WHAT IS ASKED: Repeat the data below exactly, dropping any pictures it holds.

---------- RAW DATA ----------

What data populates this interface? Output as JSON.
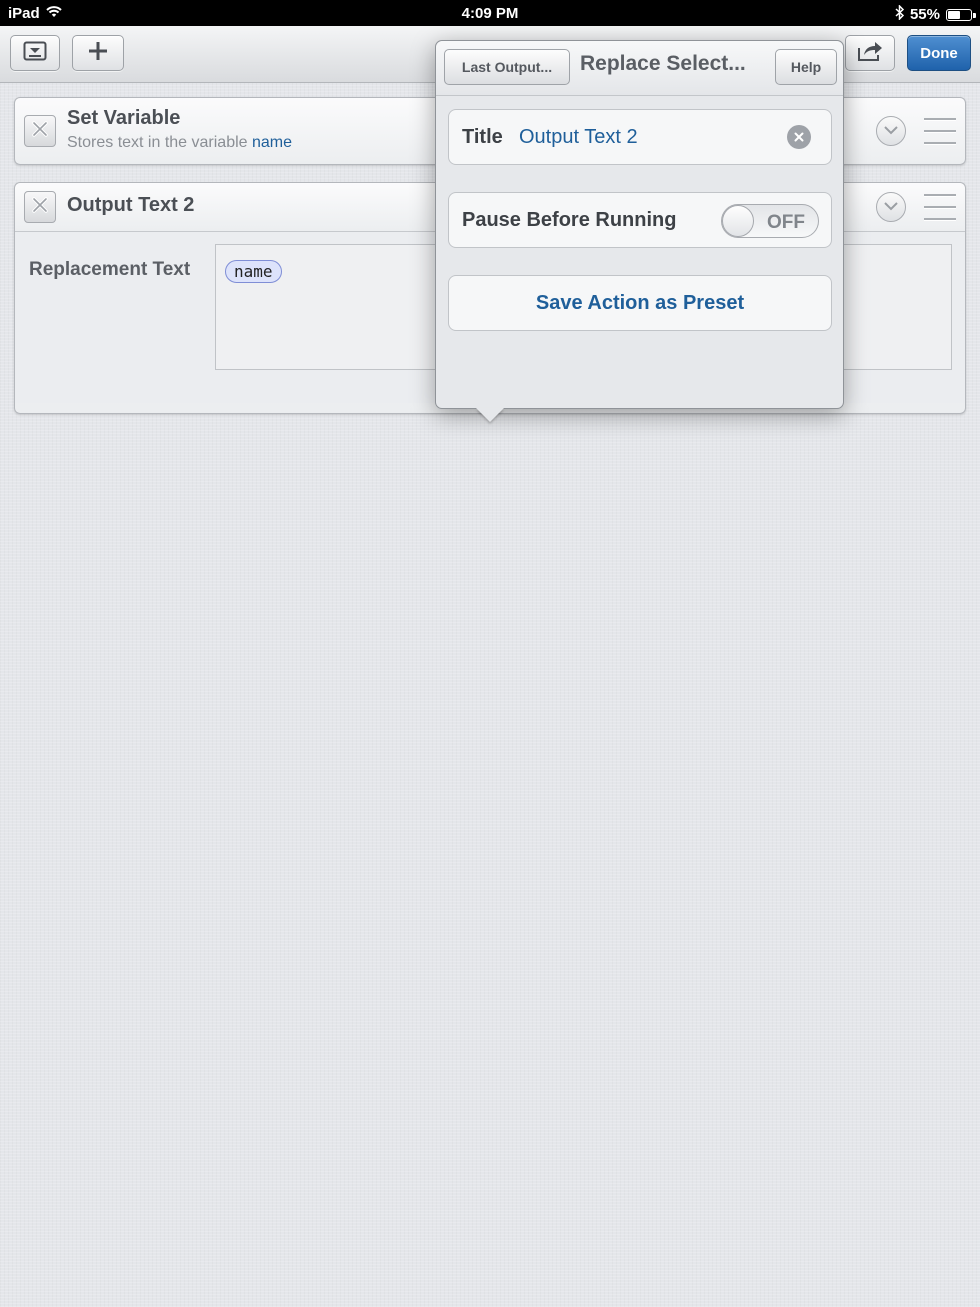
{
  "status_bar": {
    "device": "iPad",
    "time": "4:09 PM",
    "battery": "55%",
    "battery_level": 0.55
  },
  "toolbar": {
    "done_label": "Done"
  },
  "actions": [
    {
      "title": "Set Variable",
      "subtitle_prefix": "Stores text in the variable",
      "variable": "name"
    },
    {
      "title": "Output Text 2",
      "field_label": "Replacement Text",
      "token": "name"
    }
  ],
  "popover": {
    "last_output_label": "Last Output...",
    "title": "Replace Select...",
    "help_label": "Help",
    "title_label": "Title",
    "title_value": "Output Text 2",
    "pause_label": "Pause Before Running",
    "toggle_state": "OFF",
    "save_preset_label": "Save Action as Preset"
  },
  "colors": {
    "accent": "#1f5f9a",
    "done_button": "#2b6fb5",
    "token_fill": "#dde3fb"
  }
}
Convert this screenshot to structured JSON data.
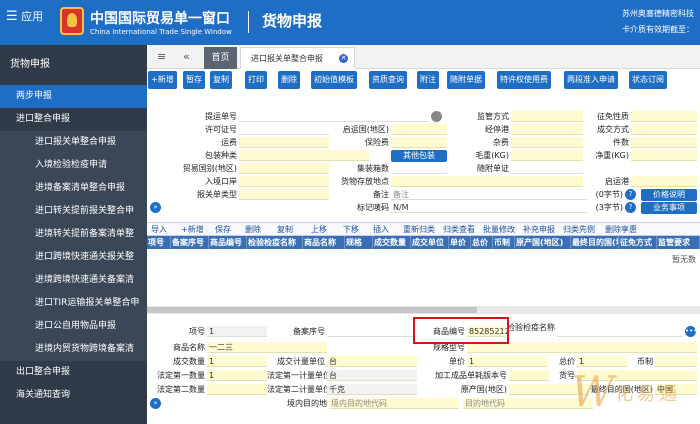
{
  "header": {
    "menu_icon": "hamburger-icon",
    "menu_label": "应用",
    "title_cn": "中国国际贸易单一窗口",
    "title_en": "China International Trade Single Window",
    "module": "货物申报",
    "company": "苏州奥塞德精密科技",
    "card_notice": "卡介质有效期截至："
  },
  "sidebar": {
    "top": "货物申报",
    "items": [
      {
        "label": "两步申报",
        "level": 0,
        "active": true
      },
      {
        "label": "进口整合申报",
        "level": 1
      },
      {
        "label": "进口报关单整合申报",
        "level": 2
      },
      {
        "label": "入境检验检疫申请",
        "level": 2
      },
      {
        "label": "进境备案清单整合申报",
        "level": 2
      },
      {
        "label": "进口转关提前报关整合申",
        "level": 2
      },
      {
        "label": "进境转关提前备案清单整",
        "level": 2
      },
      {
        "label": "进口跨境快速通关报关整",
        "level": 2
      },
      {
        "label": "进境跨境快速通关备案清",
        "level": 2
      },
      {
        "label": "进口TIR运输报关单整合申",
        "level": 2
      },
      {
        "label": "进口公自用物品申报",
        "level": 2
      },
      {
        "label": "进境内贸货物跨境备案清",
        "level": 2
      },
      {
        "label": "出口整合申报",
        "level": 1
      },
      {
        "label": "海关通知查询",
        "level": 1
      }
    ]
  },
  "tabs": {
    "home": "首页",
    "current": "进口报关单整合申报"
  },
  "toolbar": [
    "+新增",
    "暂存",
    "复制",
    "打印",
    "删除",
    "初始值模板",
    "资质查询",
    "附注",
    "随附单据",
    "特许权使用费",
    "两段准入申请",
    "状态订阅"
  ],
  "form": {
    "tiyun": "提运单号",
    "jiangguan": "监管方式",
    "zhengmian": "征免性质",
    "xuke": "许可证号",
    "qiyun": "启运国(地区)",
    "jingting": "经停港",
    "chengjiao": "成交方式",
    "yunfei": "运费",
    "baoxian": "保险费",
    "zafei": "杂费",
    "jianshu": "件数",
    "baozhuang": "包装种类",
    "qita": "其他包装",
    "maozhong": "毛重(KG)",
    "jingzhong": "净重(KG)",
    "maoyi": "贸易国别(地区)",
    "jizhuangxiang": "集装箱数",
    "suifu": "随附单证",
    "rujing": "入境口岸",
    "huowu": "货物存放地点",
    "qiyungang": "启运港",
    "baoguan": "报关单类型",
    "beizhu": "备注",
    "beizhu_ph": "备注",
    "biaoji": "标记唛码",
    "biaoji_val": "N/M",
    "char0": "(0字节)",
    "char3": "(3字节)",
    "jiage": "价格说明",
    "yewu": "业务事项"
  },
  "grid_toolbar": [
    "导入",
    "+新增",
    "保存",
    "删除",
    "复制",
    "上移",
    "下移",
    "插入",
    "重新归类",
    "归类查看",
    "批量修改",
    "补充申报",
    "归类先例",
    "删除享惠"
  ],
  "grid_headers": [
    "项号",
    "备案序号",
    "商品编号",
    "检验检疫名称",
    "商品名称",
    "规格",
    "成交数量",
    "成交单位",
    "单价",
    "总价",
    "币制",
    "原产国(地区)",
    "最终目的国(地区)",
    "征免方式",
    "监管要求"
  ],
  "grid_empty": "暂无数",
  "detail": {
    "xianghao": "项号",
    "xianghao_val": "1",
    "beian": "备案序号",
    "spbh": "商品编号",
    "spbh_val": "85285212",
    "jyjy": "检验检疫名称",
    "spmc": "商品名称",
    "spmc_val": "一二三",
    "ggxh": "规格型号",
    "cjsl": "成交数量",
    "cjsl_val": "1",
    "cjjl": "成交计量单位",
    "cjjl_val": "台",
    "dj": "单价",
    "dj_val": "1",
    "zj": "总价",
    "zj_val": "1",
    "bz": "币制",
    "fd1": "法定第一数量",
    "fd1_val": "1",
    "fdjl1": "法定第一计量单位",
    "fdjl1_val": "台",
    "jgcp": "加工成品单耗版本号",
    "hh": "货号",
    "fd2": "法定第二数量",
    "fdjl2": "法定第二计量单位",
    "fdjl2_val": "千克",
    "ycg": "原产国(地区)",
    "jnmd": "境内目的地",
    "jnmd_ph": "境内目的地代码",
    "jnmd_ph2": "目的地代码",
    "zzmd": "最终目的国(地区)",
    "zzmd_val": "中国"
  },
  "colors": {
    "header": "#1f6ec5",
    "sidebar": "#2f3b49",
    "field": "#fffbd0",
    "highlight_box": "#d8141b"
  }
}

----------

RESPONSE TO THIS TASK:
What data populates this interface? Output as JSON.
{
  "status_bar": {
    "device": "iPad",
    "time": "4:09 PM",
    "battery": "55%",
    "battery_level": 0.55
  },
  "toolbar": {
    "done_label": "Done"
  },
  "actions": [
    {
      "title": "Set Variable",
      "subtitle_prefix": "Stores text in the variable",
      "variable": "name"
    },
    {
      "title": "Output Text 2",
      "field_label": "Replacement Text",
      "token": "name"
    }
  ],
  "popover": {
    "last_output_label": "Last Output...",
    "title": "Replace Select...",
    "help_label": "Help",
    "title_label": "Title",
    "title_value": "Output Text 2",
    "pause_label": "Pause Before Running",
    "toggle_state": "OFF",
    "save_preset_label": "Save Action as Preset"
  },
  "colors": {
    "accent": "#1f5f9a",
    "done_button": "#2b6fb5",
    "token_fill": "#dde3fb"
  }
}
Convert this screenshot to structured JSON data.
{
  "header": {
    "menu_icon": "hamburger-icon",
    "menu_label": "应用",
    "title_cn": "中国国际贸易单一窗口",
    "title_en": "China International Trade Single Window",
    "module": "货物申报",
    "company": "苏州奥塞德精密科技",
    "card_notice": "卡介质有效期截至："
  },
  "sidebar": {
    "top": "货物申报",
    "items": [
      {
        "label": "两步申报",
        "level": 0,
        "active": true
      },
      {
        "label": "进口整合申报",
        "level": 1
      },
      {
        "label": "进口报关单整合申报",
        "level": 2
      },
      {
        "label": "入境检验检疫申请",
        "level": 2
      },
      {
        "label": "进境备案清单整合申报",
        "level": 2
      },
      {
        "label": "进口转关提前报关整合申",
        "level": 2
      },
      {
        "label": "进境转关提前备案清单整",
        "level": 2
      },
      {
        "label": "进口跨境快速通关报关整",
        "level": 2
      },
      {
        "label": "进境跨境快速通关备案清",
        "level": 2
      },
      {
        "label": "进口TIR运输报关单整合申",
        "level": 2
      },
      {
        "label": "进口公自用物品申报",
        "level": 2
      },
      {
        "label": "进境内贸货物跨境备案清",
        "level": 2
      },
      {
        "label": "出口整合申报",
        "level": 1
      },
      {
        "label": "海关通知查询",
        "level": 1
      }
    ]
  },
  "tabs": {
    "home": "首页",
    "current": "进口报关单整合申报"
  },
  "toolbar": [
    "+新增",
    "暂存",
    "复制",
    "打印",
    "删除",
    "初始值模板",
    "资质查询",
    "附注",
    "随附单据",
    "特许权使用费",
    "两段准入申请",
    "状态订阅"
  ],
  "form": {
    "tiyun": "提运单号",
    "jiangguan": "监管方式",
    "zhengmian": "征免性质",
    "xuke": "许可证号",
    "qiyun": "启运国(地区)",
    "jingting": "经停港",
    "chengjiao": "成交方式",
    "yunfei": "运费",
    "baoxian": "保险费",
    "zafei": "杂费",
    "jianshu": "件数",
    "baozhuang": "包装种类",
    "qita": "其他包装",
    "maozhong": "毛重(KG)",
    "jingzhong": "净重(KG)",
    "maoyi": "贸易国别(地区)",
    "jizhuangxiang": "集装箱数",
    "suifu": "随附单证",
    "rujing": "入境口岸",
    "huowu": "货物存放地点",
    "qiyungang": "启运港",
    "baoguan": "报关单类型",
    "beizhu": "备注",
    "beizhu_ph": "备注",
    "biaoji": "标记唛码",
    "biaoji_val": "N/M",
    "char0": "(0字节)",
    "char3": "(3字节)",
    "jiage": "价格说明",
    "yewu": "业务事项"
  },
  "grid_toolbar": [
    "导入",
    "+新增",
    "保存",
    "删除",
    "复制",
    "上移",
    "下移",
    "插入",
    "重新归类",
    "归类查看",
    "批量修改",
    "补充申报",
    "归类先例",
    "删除享惠"
  ],
  "grid_headers": [
    "项号",
    "备案序号",
    "商品编号",
    "检验检疫名称",
    "商品名称",
    "规格",
    "成交数量",
    "成交单位",
    "单价",
    "总价",
    "币制",
    "原产国(地区)",
    "最终目的国(地区)",
    "征免方式",
    "监管要求"
  ],
  "grid_empty": "暂无数",
  "detail": {
    "xianghao": "项号",
    "xianghao_val": "1",
    "beian": "备案序号",
    "spbh": "商品编号",
    "spbh_val": "85285212",
    "jyjy": "检验检疫名称",
    "spmc": "商品名称",
    "spmc_val": "一二三",
    "ggxh": "规格型号",
    "cjsl": "成交数量",
    "cjsl_val": "1",
    "cjjl": "成交计量单位",
    "cjjl_val": "台",
    "dj": "单价",
    "dj_val": "1",
    "zj": "总价",
    "zj_val": "1",
    "bz": "币制",
    "fd1": "法定第一数量",
    "fd1_val": "1",
    "fdjl1": "法定第一计量单位",
    "fdjl1_val": "台",
    "jgcp": "加工成品单耗版本号",
    "hh": "货号",
    "fd2": "法定第二数量",
    "fdjl2": "法定第二计量单位",
    "fdjl2_val": "千克",
    "ycg": "原产国(地区)",
    "jnmd": "境内目的地",
    "jnmd_ph": "境内目的地代码",
    "jnmd_ph2": "目的地代码",
    "zzmd": "最终目的国(地区)",
    "zzmd_val": "中国"
  },
  "colors": {
    "header": "#1f6ec5",
    "sidebar": "#2f3b49",
    "field": "#fffbd0",
    "highlight_box": "#d8141b"
  }
}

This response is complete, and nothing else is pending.